**Exercise brief**
Report every line below that holds the word "关注人类命运共同体的发展".

——————————

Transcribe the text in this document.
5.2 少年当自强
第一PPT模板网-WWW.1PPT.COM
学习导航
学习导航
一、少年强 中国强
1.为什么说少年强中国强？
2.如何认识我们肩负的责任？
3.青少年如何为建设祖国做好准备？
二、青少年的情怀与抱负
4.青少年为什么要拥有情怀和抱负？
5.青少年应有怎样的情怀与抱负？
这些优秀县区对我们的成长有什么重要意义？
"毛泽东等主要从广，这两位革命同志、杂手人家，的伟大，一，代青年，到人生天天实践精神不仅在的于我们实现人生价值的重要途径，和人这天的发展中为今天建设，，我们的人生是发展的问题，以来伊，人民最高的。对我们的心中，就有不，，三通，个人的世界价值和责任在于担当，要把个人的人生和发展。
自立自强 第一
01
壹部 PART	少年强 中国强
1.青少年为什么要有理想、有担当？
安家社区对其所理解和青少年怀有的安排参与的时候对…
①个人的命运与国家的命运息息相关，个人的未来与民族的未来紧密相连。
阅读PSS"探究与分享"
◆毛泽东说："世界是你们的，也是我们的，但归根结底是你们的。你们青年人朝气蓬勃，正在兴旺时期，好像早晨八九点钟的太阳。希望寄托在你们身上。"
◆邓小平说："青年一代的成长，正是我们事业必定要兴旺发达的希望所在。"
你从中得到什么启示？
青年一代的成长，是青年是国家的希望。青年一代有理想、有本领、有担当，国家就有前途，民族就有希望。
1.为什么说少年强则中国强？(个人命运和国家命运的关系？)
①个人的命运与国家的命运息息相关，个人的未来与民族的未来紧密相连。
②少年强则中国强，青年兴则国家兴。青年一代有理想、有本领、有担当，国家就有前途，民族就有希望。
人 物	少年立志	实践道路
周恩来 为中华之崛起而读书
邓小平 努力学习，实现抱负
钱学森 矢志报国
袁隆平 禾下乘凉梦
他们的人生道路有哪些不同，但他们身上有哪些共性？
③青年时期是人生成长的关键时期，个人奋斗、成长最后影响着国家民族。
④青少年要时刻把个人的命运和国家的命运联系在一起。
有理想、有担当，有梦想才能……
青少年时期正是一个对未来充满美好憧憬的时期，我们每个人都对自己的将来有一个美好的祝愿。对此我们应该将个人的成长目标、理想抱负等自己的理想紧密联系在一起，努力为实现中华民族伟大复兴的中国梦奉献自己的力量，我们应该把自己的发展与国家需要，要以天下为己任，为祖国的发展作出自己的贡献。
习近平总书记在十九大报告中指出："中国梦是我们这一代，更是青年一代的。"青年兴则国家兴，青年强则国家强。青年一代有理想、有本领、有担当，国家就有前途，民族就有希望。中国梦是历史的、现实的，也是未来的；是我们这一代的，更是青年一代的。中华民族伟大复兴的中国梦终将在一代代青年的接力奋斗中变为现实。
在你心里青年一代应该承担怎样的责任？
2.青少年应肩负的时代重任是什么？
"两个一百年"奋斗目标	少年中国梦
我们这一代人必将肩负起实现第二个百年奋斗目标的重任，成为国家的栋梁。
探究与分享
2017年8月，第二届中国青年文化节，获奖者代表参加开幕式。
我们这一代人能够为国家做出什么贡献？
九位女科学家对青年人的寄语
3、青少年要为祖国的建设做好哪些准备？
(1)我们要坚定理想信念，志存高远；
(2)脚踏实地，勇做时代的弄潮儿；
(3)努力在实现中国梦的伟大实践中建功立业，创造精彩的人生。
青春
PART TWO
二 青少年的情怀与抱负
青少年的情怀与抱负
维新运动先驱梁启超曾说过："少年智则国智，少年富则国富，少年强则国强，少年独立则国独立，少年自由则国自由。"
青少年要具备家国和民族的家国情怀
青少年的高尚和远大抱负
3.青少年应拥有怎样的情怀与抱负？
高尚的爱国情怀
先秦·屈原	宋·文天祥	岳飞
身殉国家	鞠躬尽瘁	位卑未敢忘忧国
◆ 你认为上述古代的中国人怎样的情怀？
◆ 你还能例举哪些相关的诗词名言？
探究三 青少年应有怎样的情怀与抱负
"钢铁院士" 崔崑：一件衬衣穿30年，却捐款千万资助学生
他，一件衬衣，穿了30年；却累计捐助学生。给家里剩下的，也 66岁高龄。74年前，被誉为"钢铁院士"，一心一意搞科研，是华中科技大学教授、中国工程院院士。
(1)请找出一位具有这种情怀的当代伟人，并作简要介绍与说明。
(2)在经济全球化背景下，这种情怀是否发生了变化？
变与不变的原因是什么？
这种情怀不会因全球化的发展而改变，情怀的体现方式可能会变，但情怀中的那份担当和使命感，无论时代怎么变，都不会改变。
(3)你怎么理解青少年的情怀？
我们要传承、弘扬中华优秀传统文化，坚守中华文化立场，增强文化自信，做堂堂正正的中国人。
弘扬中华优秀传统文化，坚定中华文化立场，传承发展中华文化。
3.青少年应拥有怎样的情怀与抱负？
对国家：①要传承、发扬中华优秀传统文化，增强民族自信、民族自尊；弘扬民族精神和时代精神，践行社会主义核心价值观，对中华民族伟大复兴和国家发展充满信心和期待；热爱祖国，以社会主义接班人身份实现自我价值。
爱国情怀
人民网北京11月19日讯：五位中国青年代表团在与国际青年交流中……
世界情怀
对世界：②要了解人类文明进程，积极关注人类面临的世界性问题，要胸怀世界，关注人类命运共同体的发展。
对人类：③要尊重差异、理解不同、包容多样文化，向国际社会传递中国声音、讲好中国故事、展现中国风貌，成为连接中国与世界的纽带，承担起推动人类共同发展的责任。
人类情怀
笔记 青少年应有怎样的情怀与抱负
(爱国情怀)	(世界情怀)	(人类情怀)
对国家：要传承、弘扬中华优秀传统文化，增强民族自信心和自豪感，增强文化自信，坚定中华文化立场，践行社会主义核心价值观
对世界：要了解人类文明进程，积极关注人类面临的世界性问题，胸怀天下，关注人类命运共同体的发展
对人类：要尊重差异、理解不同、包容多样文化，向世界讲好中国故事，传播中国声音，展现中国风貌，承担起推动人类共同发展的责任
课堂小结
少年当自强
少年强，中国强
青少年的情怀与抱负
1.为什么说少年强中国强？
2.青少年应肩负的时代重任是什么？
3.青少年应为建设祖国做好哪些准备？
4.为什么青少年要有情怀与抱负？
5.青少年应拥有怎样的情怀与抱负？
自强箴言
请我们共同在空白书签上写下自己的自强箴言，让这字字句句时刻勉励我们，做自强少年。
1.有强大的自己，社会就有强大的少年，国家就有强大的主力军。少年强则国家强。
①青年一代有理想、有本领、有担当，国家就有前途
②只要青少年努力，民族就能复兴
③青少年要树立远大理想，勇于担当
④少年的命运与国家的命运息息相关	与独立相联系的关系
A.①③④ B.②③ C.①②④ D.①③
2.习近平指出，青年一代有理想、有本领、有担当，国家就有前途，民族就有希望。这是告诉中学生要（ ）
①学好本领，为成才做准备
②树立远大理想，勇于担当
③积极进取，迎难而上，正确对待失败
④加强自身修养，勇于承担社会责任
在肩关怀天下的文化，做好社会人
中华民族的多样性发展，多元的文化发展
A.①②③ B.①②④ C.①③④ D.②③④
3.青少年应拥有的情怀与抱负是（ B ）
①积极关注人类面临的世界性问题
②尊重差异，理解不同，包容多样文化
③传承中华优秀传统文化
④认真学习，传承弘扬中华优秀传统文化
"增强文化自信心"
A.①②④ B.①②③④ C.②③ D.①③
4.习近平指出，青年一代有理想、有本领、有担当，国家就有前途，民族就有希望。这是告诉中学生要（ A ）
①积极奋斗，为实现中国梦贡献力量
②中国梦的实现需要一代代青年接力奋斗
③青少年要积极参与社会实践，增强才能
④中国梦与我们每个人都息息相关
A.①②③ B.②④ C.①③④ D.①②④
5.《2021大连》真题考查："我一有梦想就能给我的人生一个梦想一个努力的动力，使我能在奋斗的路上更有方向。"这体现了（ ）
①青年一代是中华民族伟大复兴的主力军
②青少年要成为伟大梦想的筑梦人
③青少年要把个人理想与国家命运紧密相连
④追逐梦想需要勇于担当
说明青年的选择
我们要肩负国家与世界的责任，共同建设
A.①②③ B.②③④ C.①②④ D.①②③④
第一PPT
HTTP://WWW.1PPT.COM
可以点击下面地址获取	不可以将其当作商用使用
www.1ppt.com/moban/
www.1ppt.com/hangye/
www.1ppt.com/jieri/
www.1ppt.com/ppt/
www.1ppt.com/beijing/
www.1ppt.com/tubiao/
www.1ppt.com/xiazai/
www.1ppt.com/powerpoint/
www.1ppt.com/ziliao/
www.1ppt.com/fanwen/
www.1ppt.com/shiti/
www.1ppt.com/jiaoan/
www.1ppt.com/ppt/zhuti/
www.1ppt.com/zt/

——————————

**Answer to this task**
对世界：②要了解人类文明进程，积极关注人类面临的世界性问题，要胸怀世界，关注人类命运共同体的发展。
对世界：要了解人类文明进程，积极关注人类面临的世界性问题，胸怀天下，关注人类命运共同体的发展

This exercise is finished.